■ EXERCISE OBJECTIVE ■
Tell how many lines in these records contain the string "part", with only the number as the reply.

■ PROVIDED RECORDS ■
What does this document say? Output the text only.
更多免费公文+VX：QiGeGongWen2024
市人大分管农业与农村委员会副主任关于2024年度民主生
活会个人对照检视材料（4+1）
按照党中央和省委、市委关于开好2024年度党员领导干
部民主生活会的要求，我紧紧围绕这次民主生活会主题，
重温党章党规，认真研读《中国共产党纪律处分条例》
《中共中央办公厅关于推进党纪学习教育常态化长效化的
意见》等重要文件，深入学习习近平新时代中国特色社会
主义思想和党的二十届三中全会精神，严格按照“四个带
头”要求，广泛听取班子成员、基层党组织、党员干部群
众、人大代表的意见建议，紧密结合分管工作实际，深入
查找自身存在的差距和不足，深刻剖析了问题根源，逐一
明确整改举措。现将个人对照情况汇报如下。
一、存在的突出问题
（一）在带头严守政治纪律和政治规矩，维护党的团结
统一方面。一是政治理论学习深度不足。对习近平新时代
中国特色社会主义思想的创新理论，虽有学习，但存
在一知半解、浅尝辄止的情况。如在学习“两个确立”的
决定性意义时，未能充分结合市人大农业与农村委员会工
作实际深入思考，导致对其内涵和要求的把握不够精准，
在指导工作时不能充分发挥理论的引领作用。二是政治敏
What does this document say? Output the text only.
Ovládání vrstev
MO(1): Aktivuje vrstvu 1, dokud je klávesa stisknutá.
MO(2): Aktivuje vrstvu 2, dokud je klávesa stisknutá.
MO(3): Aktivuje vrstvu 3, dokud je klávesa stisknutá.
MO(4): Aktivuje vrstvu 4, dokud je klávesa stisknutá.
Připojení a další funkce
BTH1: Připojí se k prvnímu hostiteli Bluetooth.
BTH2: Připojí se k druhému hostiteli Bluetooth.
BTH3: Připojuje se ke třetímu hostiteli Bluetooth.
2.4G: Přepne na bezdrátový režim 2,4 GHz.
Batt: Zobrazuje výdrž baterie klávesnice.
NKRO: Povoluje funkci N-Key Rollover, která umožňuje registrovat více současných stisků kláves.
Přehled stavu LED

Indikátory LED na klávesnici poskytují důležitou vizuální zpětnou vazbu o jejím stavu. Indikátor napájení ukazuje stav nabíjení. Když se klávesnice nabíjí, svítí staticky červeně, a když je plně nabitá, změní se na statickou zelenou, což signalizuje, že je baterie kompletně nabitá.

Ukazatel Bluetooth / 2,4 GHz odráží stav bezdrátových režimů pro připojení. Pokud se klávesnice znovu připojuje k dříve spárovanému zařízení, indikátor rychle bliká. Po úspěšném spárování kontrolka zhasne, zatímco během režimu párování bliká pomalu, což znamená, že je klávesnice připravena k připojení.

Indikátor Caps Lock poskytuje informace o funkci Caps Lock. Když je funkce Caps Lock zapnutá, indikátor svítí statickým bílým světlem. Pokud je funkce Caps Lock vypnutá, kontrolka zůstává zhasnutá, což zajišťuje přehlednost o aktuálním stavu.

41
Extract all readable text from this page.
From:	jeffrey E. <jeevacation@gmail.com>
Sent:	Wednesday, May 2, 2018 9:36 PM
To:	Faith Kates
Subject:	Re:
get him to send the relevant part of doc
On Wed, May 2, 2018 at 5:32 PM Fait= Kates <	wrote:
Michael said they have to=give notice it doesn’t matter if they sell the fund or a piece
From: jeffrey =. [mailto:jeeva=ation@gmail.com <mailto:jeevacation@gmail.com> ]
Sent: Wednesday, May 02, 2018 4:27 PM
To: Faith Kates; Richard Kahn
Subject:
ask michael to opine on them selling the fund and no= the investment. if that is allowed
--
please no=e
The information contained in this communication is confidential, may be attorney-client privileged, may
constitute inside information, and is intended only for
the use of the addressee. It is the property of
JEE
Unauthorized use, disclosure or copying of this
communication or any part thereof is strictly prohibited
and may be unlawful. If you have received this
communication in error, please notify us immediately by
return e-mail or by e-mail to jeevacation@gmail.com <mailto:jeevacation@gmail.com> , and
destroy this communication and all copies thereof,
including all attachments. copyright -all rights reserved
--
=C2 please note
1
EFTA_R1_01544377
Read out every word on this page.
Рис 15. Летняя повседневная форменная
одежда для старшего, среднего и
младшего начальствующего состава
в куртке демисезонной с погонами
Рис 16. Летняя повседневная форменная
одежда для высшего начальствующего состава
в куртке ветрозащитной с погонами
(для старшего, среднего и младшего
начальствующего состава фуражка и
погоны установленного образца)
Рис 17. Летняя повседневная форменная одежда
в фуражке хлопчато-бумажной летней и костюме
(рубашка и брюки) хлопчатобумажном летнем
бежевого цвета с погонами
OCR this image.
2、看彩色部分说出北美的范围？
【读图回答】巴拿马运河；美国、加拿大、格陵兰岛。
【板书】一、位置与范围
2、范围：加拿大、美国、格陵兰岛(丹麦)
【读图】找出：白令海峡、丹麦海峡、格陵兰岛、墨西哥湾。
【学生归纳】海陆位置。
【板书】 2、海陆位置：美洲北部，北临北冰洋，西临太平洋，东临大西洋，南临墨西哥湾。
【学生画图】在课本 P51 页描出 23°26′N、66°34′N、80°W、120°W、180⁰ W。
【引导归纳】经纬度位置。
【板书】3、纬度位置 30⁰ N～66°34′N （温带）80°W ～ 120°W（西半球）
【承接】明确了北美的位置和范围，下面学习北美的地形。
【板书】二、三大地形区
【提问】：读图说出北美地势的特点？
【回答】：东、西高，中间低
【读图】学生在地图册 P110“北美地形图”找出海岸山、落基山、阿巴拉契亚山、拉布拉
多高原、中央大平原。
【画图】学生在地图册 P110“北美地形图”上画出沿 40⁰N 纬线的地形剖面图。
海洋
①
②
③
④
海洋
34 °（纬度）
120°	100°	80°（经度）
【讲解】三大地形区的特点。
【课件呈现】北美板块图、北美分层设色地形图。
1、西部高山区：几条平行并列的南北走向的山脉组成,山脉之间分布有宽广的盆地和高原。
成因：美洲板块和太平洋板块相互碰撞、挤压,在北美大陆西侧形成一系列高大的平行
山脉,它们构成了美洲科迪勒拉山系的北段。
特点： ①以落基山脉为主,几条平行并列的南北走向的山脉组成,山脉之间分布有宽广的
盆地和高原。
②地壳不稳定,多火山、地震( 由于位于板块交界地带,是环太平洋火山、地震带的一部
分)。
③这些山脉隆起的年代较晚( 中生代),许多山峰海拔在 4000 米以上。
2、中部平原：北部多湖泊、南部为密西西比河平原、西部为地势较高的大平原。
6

■ EXERCISE ANSWER ■
2